Input records

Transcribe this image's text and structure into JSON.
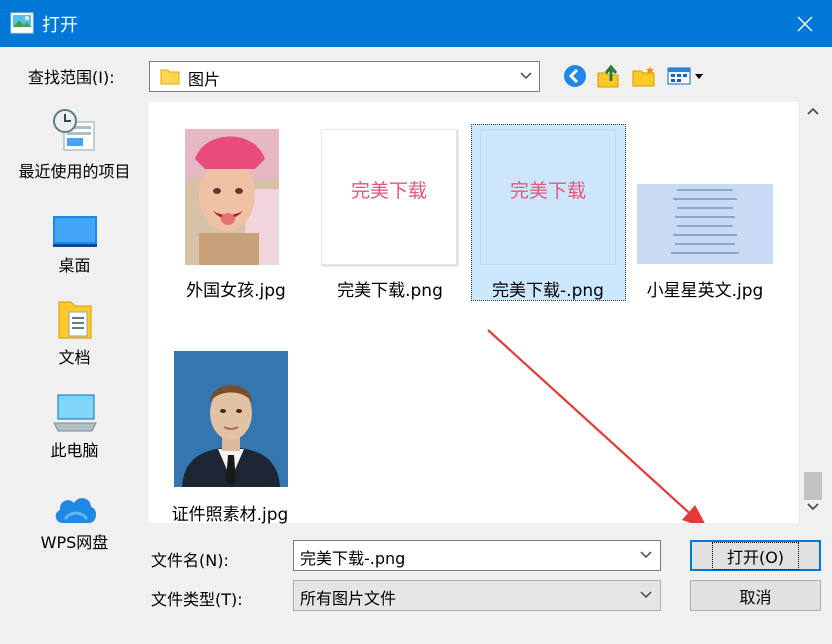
{
  "window": {
    "title": "打开",
    "close_glyph": "✕"
  },
  "lookin": {
    "label": "查找范围(I):",
    "value": "图片"
  },
  "places": [
    {
      "label": "最近使用的项目",
      "icon": "recent-items-icon"
    },
    {
      "label": "桌面",
      "icon": "desktop-icon"
    },
    {
      "label": "文档",
      "icon": "documents-icon"
    },
    {
      "label": "此电脑",
      "icon": "this-pc-icon"
    },
    {
      "label": "WPS网盘",
      "icon": "wps-cloud-icon"
    }
  ],
  "files": [
    {
      "name": "外国女孩.jpg"
    },
    {
      "name": "完美下载.png",
      "thumb_text": "完美下载"
    },
    {
      "name": "完美下载-.png",
      "thumb_text": "完美下载",
      "selected": true
    },
    {
      "name": "小星星英文.jpg"
    },
    {
      "name": "证件照素材.jpg"
    }
  ],
  "filename": {
    "label": "文件名(N):",
    "value": "完美下载-.png"
  },
  "filetype": {
    "label": "文件类型(T):",
    "value": "所有图片文件"
  },
  "buttons": {
    "open": "打开(O)",
    "cancel": "取消"
  },
  "colors": {
    "accent": "#0078d7",
    "selection": "#cce8ff",
    "thumb_text": "#e8557a",
    "arrow": "#e53935"
  }
}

Set task
Copy each line above where the string "label" occurs.

Task response
    "label": "查找范围(I):",
      "label": "最近使用的项目",
      "label": "桌面",
      "label": "文档",
      "label": "此电脑",
      "label": "WPS网盘",
    "label": "文件名(N):",
    "label": "文件类型(T):",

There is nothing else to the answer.